■ TASK TO CARRY OUT ■
Quote all entries in full, exactly.
____________________
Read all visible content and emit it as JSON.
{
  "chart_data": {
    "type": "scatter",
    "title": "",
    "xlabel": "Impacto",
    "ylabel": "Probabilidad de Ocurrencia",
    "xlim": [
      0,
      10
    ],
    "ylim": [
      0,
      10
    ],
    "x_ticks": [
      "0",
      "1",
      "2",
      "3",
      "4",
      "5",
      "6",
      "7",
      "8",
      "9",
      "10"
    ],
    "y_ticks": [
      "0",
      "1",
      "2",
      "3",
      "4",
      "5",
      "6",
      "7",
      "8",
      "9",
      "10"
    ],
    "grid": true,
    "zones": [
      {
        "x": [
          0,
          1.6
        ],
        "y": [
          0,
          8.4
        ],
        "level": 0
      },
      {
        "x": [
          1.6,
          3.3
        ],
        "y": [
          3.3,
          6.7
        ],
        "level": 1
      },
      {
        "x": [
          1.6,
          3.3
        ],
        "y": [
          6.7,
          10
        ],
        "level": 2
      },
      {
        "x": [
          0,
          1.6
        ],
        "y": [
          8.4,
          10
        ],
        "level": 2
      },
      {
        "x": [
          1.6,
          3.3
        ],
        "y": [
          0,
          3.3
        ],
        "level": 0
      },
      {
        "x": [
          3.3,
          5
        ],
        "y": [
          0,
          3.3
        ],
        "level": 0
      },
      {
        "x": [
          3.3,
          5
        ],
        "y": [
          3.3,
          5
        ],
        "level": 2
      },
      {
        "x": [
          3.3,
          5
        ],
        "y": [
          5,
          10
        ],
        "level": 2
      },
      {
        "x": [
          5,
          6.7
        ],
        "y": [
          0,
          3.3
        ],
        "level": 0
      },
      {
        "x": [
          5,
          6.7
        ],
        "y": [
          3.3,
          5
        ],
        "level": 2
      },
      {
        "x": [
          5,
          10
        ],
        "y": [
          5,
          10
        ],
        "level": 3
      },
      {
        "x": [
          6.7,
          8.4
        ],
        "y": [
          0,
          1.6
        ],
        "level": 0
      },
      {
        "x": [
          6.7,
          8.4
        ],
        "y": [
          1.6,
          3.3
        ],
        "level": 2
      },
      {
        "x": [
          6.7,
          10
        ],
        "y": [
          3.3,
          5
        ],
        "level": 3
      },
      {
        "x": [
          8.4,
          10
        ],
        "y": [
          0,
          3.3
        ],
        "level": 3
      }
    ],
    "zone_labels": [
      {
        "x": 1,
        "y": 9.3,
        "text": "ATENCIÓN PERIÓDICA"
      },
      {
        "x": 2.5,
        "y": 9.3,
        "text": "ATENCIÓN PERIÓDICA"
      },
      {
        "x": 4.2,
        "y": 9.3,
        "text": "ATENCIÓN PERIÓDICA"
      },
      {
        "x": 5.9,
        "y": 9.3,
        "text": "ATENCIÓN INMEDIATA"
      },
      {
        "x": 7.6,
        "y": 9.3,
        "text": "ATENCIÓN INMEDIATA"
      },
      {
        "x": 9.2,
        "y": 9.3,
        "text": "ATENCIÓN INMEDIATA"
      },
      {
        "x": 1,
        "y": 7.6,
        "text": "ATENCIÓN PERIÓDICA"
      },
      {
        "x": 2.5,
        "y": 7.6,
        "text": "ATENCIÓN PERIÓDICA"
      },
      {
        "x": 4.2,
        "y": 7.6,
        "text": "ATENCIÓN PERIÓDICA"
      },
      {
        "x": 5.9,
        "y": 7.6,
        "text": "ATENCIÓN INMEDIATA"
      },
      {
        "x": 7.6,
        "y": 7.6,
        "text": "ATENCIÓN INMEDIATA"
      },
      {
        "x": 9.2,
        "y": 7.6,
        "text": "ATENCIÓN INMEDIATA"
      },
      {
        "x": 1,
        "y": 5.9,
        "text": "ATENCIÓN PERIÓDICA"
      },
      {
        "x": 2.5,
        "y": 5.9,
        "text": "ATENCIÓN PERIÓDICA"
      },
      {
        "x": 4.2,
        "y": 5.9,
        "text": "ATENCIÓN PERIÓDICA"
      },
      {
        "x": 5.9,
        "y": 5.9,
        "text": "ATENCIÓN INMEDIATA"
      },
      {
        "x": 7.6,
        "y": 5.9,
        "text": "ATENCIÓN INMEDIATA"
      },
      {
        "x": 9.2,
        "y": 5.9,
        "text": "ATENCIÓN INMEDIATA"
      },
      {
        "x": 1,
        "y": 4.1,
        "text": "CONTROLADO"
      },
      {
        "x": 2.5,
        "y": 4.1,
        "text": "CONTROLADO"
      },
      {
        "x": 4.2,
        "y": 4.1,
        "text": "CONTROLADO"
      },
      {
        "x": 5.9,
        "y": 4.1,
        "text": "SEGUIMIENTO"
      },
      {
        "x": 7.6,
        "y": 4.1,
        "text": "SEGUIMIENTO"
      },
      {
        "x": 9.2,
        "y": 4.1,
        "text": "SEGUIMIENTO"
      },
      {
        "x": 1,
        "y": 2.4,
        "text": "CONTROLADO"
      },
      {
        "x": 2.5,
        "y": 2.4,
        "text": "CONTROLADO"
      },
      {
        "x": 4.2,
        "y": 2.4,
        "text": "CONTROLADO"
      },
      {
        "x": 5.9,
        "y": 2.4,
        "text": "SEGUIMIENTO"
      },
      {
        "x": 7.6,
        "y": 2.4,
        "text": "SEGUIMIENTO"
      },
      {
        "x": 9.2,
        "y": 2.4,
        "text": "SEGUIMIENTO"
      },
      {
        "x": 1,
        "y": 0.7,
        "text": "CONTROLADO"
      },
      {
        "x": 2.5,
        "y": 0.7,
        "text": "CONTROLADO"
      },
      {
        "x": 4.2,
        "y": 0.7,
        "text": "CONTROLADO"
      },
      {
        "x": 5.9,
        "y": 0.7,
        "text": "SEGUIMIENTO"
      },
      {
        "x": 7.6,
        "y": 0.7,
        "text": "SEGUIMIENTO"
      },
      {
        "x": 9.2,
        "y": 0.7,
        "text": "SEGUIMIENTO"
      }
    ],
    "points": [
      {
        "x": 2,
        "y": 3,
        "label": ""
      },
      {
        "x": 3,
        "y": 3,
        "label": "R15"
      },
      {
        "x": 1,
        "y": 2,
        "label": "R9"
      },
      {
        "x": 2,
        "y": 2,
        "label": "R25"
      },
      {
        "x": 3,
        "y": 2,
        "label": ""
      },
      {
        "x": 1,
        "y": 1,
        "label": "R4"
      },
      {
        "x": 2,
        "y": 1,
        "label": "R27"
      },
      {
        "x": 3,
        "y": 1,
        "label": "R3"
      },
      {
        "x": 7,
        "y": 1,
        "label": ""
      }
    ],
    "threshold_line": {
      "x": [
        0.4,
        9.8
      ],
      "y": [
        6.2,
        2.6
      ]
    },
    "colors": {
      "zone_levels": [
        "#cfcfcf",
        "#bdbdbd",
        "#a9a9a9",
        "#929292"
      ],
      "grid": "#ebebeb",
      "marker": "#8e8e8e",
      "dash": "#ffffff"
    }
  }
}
____________________
■ TASK RESPONSE ■
Read all visible content and emit it as JSON.
{
  "chart_data": {
    "type": "scatter",
    "title": "",
    "xlabel": "Impacto",
    "ylabel": "Probabilidad de Ocurrencia",
    "xlim": [
      0,
      10
    ],
    "ylim": [
      0,
      10
    ],
    "x_ticks": [
      "0",
      "1",
      "2",
      "3",
      "4",
      "5",
      "6",
      "7",
      "8",
      "9",
      "10"
    ],
    "y_ticks": [
      "0",
      "1",
      "2",
      "3",
      "4",
      "5",
      "6",
      "7",
      "8",
      "9",
      "10"
    ],
    "grid": true,
    "zones": [
      {
        "x": [
          0,
          1.6
        ],
        "y": [
          0,
          8.4
        ],
        "level": 0
      },
      {
        "x": [
          1.6,
          3.3
        ],
        "y": [
          3.3,
          6.7
        ],
        "level": 1
      },
      {
        "x": [
          1.6,
          3.3
        ],
        "y": [
          6.7,
          10
        ],
        "level": 2
      },
      {
        "x": [
          0,
          1.6
        ],
        "y": [
          8.4,
          10
        ],
        "level": 2
      },
      {
        "x": [
          1.6,
          3.3
        ],
        "y": [
          0,
          3.3
        ],
        "level": 0
      },
      {
        "x": [
          3.3,
          5
        ],
        "y": [
          0,
          3.3
        ],
        "level": 0
      },
      {
        "x": [
          3.3,
          5
        ],
        "y": [
          3.3,
          5
        ],
        "level": 2
      },
      {
        "x": [
          3.3,
          5
        ],
        "y": [
          5,
          10
        ],
        "level": 2
      },
      {
        "x": [
          5,
          6.7
        ],
        "y": [
          0,
          3.3
        ],
        "level": 0
      },
      {
        "x": [
          5,
          6.7
        ],
        "y": [
          3.3,
          5
        ],
        "level": 2
      },
      {
        "x": [
          5,
          10
        ],
        "y": [
          5,
          10
        ],
        "level": 3
      },
      {
        "x": [
          6.7,
          8.4
        ],
        "y": [
          0,
          1.6
        ],
        "level": 0
      },
      {
        "x": [
          6.7,
          8.4
        ],
        "y": [
          1.6,
          3.3
        ],
        "level": 2
      },
      {
        "x": [
          6.7,
          10
        ],
        "y": [
          3.3,
          5
        ],
        "level": 3
      },
      {
        "x": [
          8.4,
          10
        ],
        "y": [
          0,
          3.3
        ],
        "level": 3
      }
    ],
    "zone_labels": [
      {
        "x": 1,
        "y": 9.3,
        "text": "ATENCIÓN PERIÓDICA"
      },
      {
        "x": 2.5,
        "y": 9.3,
        "text": "ATENCIÓN PERIÓDICA"
      },
      {
        "x": 4.2,
        "y": 9.3,
        "text": "ATENCIÓN PERIÓDICA"
      },
      {
        "x": 5.9,
        "y": 9.3,
        "text": "ATENCIÓN INMEDIATA"
      },
      {
        "x": 7.6,
        "y": 9.3,
        "text": "ATENCIÓN INMEDIATA"
      },
      {
        "x": 9.2,
        "y": 9.3,
        "text": "ATENCIÓN INMEDIATA"
      },
      {
        "x": 1,
        "y": 7.6,
        "text": "ATENCIÓN PERIÓDICA"
      },
      {
        "x": 2.5,
        "y": 7.6,
        "text": "ATENCIÓN PERIÓDICA"
      },
      {
        "x": 4.2,
        "y": 7.6,
        "text": "ATENCIÓN PERIÓDICA"
      },
      {
        "x": 5.9,
        "y": 7.6,
        "text": "ATENCIÓN INMEDIATA"
      },
      {
        "x": 7.6,
        "y": 7.6,
        "text": "ATENCIÓN INMEDIATA"
      },
      {
        "x": 9.2,
        "y": 7.6,
        "text": "ATENCIÓN INMEDIATA"
      },
      {
        "x": 1,
        "y": 5.9,
        "text": "ATENCIÓN PERIÓDICA"
      },
      {
        "x": 2.5,
        "y": 5.9,
        "text": "ATENCIÓN PERIÓDICA"
      },
      {
        "x": 4.2,
        "y": 5.9,
        "text": "ATENCIÓN PERIÓDICA"
      },
      {
        "x": 5.9,
        "y": 5.9,
        "text": "ATENCIÓN INMEDIATA"
      },
      {
        "x": 7.6,
        "y": 5.9,
        "text": "ATENCIÓN INMEDIATA"
      },
      {
        "x": 9.2,
        "y": 5.9,
        "text": "ATENCIÓN INMEDIATA"
      },
      {
        "x": 1,
        "y": 4.1,
        "text": "CONTROLADO"
      },
      {
        "x": 2.5,
        "y": 4.1,
        "text": "CONTROLADO"
      },
      {
        "x": 4.2,
        "y": 4.1,
        "text": "CONTROLADO"
      },
      {
        "x": 5.9,
        "y": 4.1,
        "text": "SEGUIMIENTO"
      },
      {
        "x": 7.6,
        "y": 4.1,
        "text": "SEGUIMIENTO"
      },
      {
        "x": 9.2,
        "y": 4.1,
        "text": "SEGUIMIENTO"
      },
      {
        "x": 1,
        "y": 2.4,
        "text": "CONTROLADO"
      },
      {
        "x": 2.5,
        "y": 2.4,
        "text": "CONTROLADO"
      },
      {
        "x": 4.2,
        "y": 2.4,
        "text": "CONTROLADO"
      },
      {
        "x": 5.9,
        "y": 2.4,
        "text": "SEGUIMIENTO"
      },
      {
        "x": 7.6,
        "y": 2.4,
        "text": "SEGUIMIENTO"
      },
      {
        "x": 9.2,
        "y": 2.4,
        "text": "SEGUIMIENTO"
      },
      {
        "x": 1,
        "y": 0.7,
        "text": "CONTROLADO"
      },
      {
        "x": 2.5,
        "y": 0.7,
        "text": "CONTROLADO"
      },
      {
        "x": 4.2,
        "y": 0.7,
        "text": "CONTROLADO"
      },
      {
        "x": 5.9,
        "y": 0.7,
        "text": "SEGUIMIENTO"
      },
      {
        "x": 7.6,
        "y": 0.7,
        "text": "SEGUIMIENTO"
      },
      {
        "x": 9.2,
        "y": 0.7,
        "text": "SEGUIMIENTO"
      }
    ],
    "points": [
      {
        "x": 2,
        "y": 3,
        "label": ""
      },
      {
        "x": 3,
        "y": 3,
        "label": "R15"
      },
      {
        "x": 1,
        "y": 2,
        "label": "R9"
      },
      {
        "x": 2,
        "y": 2,
        "label": "R25"
      },
      {
        "x": 3,
        "y": 2,
        "label": ""
      },
      {
        "x": 1,
        "y": 1,
        "label": "R4"
      },
      {
        "x": 2,
        "y": 1,
        "label": "R27"
      },
      {
        "x": 3,
        "y": 1,
        "label": "R3"
      },
      {
        "x": 7,
        "y": 1,
        "label": ""
      }
    ],
    "threshold_line": {
      "x": [
        0.4,
        9.8
      ],
      "y": [
        6.2,
        2.6
      ]
    },
    "colors": {
      "zone_levels": [
        "#cfcfcf",
        "#bdbdbd",
        "#a9a9a9",
        "#929292"
      ],
      "grid": "#ebebeb",
      "marker": "#8e8e8e",
      "dash": "#ffffff"
    }
  }
}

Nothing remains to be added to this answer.